***** Given data *****

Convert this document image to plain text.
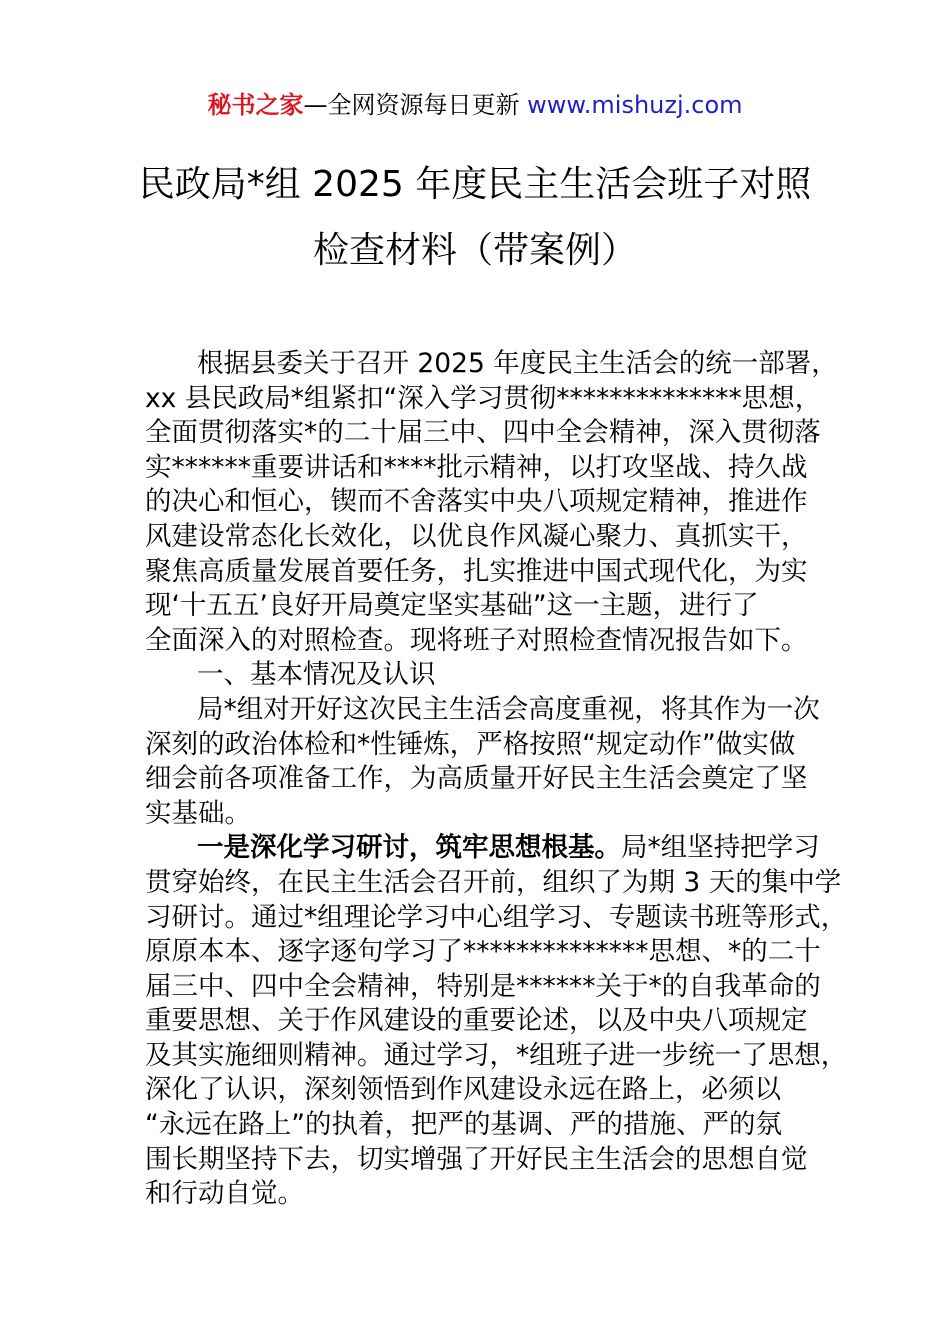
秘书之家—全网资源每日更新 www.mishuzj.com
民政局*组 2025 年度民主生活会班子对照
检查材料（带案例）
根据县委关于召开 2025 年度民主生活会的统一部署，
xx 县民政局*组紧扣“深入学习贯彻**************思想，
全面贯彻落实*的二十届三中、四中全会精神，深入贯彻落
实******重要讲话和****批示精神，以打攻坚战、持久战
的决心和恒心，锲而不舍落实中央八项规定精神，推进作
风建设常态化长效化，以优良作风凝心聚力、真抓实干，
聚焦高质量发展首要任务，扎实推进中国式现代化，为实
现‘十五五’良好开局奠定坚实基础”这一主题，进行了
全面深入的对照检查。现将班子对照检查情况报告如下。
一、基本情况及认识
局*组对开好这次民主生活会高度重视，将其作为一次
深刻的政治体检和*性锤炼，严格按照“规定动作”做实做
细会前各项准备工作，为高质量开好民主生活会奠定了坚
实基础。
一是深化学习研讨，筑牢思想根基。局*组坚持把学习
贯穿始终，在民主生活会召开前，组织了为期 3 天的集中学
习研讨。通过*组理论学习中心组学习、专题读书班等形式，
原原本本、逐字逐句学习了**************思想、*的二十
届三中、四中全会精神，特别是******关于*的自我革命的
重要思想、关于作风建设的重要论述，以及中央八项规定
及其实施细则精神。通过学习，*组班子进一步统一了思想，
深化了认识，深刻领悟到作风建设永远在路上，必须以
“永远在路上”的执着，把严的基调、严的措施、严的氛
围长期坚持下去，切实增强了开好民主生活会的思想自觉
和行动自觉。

*****

• **What to produce**: Copy every line from the entries that contains the word "四中全会精神".

• **Solution**:
全面贯彻落实*的二十届三中、四中全会精神，深入贯彻落
届三中、四中全会精神，特别是******关于*的自我革命的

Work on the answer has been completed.